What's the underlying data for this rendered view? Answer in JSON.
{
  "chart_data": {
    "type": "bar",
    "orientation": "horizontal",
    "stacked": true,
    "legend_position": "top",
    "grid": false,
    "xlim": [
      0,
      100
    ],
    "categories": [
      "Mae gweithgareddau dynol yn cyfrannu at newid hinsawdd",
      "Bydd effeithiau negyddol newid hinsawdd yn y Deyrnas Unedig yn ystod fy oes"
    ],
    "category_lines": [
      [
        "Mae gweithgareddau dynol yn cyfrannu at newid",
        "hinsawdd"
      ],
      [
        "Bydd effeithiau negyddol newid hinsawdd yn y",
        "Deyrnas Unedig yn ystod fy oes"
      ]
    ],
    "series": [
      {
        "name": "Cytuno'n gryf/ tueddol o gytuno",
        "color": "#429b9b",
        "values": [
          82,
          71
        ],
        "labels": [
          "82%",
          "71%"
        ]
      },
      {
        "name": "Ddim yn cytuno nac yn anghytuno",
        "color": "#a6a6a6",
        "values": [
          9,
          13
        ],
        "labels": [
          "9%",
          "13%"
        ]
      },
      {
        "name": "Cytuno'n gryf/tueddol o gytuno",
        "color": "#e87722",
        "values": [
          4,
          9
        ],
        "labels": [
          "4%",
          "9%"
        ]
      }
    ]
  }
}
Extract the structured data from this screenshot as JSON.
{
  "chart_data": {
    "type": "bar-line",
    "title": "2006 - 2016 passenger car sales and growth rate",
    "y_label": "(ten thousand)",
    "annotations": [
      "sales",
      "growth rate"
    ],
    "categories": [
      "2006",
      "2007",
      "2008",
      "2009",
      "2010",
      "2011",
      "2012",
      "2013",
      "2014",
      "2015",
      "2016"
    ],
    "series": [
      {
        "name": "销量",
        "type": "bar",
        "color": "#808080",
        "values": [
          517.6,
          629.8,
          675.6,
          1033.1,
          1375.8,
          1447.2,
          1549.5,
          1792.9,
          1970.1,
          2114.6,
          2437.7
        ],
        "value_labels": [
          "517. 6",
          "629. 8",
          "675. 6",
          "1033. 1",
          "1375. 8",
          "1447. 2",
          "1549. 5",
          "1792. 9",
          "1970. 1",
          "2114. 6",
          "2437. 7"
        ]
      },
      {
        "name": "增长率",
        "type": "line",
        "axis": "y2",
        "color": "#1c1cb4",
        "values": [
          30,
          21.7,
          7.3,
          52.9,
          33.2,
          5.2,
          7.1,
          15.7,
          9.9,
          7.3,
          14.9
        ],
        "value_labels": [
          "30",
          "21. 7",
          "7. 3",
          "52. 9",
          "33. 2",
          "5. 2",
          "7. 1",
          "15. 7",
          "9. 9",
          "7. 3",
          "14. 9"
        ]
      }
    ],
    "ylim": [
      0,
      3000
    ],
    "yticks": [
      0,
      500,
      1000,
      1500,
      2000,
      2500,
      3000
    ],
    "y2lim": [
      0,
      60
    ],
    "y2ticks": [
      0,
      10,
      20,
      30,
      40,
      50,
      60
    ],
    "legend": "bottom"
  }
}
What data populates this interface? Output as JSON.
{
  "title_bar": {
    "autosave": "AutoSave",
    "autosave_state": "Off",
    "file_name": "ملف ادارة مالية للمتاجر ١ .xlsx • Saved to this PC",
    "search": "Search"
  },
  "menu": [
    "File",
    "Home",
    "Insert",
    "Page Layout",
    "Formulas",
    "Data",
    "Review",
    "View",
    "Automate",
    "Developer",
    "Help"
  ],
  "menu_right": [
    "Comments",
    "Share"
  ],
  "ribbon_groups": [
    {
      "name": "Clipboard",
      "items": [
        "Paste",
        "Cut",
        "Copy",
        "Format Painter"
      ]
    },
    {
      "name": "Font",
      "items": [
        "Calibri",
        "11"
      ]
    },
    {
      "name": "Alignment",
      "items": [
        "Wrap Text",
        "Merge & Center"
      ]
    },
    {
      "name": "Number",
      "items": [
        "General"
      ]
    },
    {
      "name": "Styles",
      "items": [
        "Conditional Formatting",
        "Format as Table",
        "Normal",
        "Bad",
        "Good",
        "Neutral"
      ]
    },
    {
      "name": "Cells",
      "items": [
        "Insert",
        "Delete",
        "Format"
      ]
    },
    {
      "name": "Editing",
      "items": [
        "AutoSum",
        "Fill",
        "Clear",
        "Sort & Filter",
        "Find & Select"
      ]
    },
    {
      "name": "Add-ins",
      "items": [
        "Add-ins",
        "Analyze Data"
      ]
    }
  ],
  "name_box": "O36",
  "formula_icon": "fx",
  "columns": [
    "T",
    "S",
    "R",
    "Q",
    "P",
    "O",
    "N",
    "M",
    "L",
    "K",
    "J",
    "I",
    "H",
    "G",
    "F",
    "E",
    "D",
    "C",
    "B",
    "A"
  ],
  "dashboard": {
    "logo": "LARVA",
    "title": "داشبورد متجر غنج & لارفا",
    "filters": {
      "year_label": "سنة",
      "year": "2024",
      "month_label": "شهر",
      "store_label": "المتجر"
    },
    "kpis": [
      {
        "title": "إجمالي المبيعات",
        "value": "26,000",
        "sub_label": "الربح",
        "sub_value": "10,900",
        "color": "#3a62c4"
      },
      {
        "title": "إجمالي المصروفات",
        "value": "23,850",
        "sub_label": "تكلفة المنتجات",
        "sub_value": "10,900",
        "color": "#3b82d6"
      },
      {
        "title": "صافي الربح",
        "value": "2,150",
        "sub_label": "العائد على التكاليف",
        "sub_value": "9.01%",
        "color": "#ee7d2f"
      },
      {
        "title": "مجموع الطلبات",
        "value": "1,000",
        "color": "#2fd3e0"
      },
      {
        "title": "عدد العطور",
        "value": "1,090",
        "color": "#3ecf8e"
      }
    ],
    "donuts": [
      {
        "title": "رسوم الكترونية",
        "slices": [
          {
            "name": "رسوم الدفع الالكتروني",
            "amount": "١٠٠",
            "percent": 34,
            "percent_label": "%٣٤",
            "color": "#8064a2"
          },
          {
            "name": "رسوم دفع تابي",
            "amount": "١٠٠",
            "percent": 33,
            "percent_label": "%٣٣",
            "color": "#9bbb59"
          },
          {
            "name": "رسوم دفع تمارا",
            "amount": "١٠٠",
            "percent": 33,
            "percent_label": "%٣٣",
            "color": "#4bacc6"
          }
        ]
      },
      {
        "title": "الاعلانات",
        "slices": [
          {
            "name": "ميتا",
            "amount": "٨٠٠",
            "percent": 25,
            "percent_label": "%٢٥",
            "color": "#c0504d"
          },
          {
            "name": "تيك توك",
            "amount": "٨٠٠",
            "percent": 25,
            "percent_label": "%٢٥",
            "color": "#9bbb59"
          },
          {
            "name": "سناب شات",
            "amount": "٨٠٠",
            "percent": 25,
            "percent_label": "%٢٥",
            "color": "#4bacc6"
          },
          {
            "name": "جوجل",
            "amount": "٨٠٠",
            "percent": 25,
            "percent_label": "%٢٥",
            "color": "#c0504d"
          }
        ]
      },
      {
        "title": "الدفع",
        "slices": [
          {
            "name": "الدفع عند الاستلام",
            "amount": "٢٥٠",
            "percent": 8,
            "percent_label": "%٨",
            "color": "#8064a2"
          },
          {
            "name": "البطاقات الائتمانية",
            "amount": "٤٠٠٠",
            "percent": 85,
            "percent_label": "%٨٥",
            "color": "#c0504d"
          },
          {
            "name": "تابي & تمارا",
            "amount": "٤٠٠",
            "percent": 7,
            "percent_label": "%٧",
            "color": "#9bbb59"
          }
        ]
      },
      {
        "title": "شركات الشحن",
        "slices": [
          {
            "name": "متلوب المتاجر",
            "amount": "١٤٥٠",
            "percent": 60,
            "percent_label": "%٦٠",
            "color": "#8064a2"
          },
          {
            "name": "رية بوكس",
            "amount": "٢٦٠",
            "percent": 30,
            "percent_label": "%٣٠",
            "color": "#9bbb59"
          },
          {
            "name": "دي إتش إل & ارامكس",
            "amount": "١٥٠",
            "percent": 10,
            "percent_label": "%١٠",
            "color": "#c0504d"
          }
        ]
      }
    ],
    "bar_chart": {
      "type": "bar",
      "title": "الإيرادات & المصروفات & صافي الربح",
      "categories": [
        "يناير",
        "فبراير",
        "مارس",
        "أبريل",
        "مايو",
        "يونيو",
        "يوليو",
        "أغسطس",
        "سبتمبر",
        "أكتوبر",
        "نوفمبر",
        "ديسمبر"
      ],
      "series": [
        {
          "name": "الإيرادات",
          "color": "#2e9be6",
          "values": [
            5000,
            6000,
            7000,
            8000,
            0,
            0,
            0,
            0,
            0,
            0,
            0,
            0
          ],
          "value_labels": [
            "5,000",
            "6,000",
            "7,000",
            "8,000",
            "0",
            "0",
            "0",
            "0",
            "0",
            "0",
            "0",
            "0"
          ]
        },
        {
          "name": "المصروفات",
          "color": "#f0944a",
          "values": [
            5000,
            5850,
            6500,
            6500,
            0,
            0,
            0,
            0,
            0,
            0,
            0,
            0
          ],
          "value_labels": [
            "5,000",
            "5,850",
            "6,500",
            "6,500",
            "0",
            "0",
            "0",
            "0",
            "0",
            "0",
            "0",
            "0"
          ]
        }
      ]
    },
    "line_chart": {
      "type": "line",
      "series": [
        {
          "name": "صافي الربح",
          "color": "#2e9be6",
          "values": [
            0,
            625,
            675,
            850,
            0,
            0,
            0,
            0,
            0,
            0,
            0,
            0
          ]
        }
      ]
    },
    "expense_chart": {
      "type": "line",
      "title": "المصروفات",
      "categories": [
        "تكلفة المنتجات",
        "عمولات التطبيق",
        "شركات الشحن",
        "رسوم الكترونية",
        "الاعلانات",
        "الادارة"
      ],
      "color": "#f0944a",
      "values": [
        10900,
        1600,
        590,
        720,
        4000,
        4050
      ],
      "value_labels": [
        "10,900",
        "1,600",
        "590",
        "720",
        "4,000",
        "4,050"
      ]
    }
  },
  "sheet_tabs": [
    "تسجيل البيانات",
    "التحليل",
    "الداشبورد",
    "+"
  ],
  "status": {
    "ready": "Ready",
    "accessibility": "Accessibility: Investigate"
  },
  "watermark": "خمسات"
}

● ● ● ●

Using the data above, copy each line that contains "المصروفات".

        "title": "إجمالي المصروفات",
      "title": "الإيرادات & المصروفات & صافي الربح",
          "name": "المصروفات",
      "title": "المصروفات",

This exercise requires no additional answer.